• Exercise data:
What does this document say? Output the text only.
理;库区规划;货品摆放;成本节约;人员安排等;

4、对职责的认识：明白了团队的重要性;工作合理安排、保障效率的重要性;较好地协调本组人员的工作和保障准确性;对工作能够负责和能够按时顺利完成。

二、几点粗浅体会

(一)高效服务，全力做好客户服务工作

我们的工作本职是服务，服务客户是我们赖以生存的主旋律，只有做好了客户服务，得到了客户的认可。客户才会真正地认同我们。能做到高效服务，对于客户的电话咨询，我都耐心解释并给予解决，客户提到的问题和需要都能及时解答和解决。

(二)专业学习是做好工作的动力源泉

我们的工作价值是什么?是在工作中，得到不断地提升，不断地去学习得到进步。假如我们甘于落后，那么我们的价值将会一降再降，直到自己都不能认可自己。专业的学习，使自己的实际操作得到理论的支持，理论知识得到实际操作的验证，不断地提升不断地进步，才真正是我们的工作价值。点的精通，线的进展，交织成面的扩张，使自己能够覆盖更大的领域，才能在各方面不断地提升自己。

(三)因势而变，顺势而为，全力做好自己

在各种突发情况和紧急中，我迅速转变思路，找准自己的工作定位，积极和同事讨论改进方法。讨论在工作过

• What you will do: Using the data above, output each line exactly.

• Solved problem:
What does this document say? Output the text only.
理;库区规划;货品摆放;成本节约;人员安排等;

4、对职责的认识：明白了团队的重要性;工作合理安排、保障效率的重要性;较好地协调本组人员的工作和保障准确性;对工作能够负责和能够按时顺利完成。

二、几点粗浅体会

(一)高效服务，全力做好客户服务工作

我们的工作本职是服务，服务客户是我们赖以生存的主旋律，只有做好了客户服务，得到了客户的认可。客户才会真正地认同我们。能做到高效服务，对于客户的电话咨询，我都耐心解释并给予解决，客户提到的问题和需要都能及时解答和解决。

(二)专业学习是做好工作的动力源泉

我们的工作价值是什么?是在工作中，得到不断地提升，不断地去学习得到进步。假如我们甘于落后，那么我们的价值将会一降再降，直到自己都不能认可自己。专业的学习，使自己的实际操作得到理论的支持，理论知识得到实际操作的验证，不断地提升不断地进步，才真正是我们的工作价值。点的精通，线的进展，交织成面的扩张，使自己能够覆盖更大的领域，才能在各方面不断地提升自己。

(三)因势而变，顺势而为，全力做好自己

在各种突发情况和紧急中，我迅速转变思路，找准自己的工作定位，积极和同事讨论改进方法。讨论在工作过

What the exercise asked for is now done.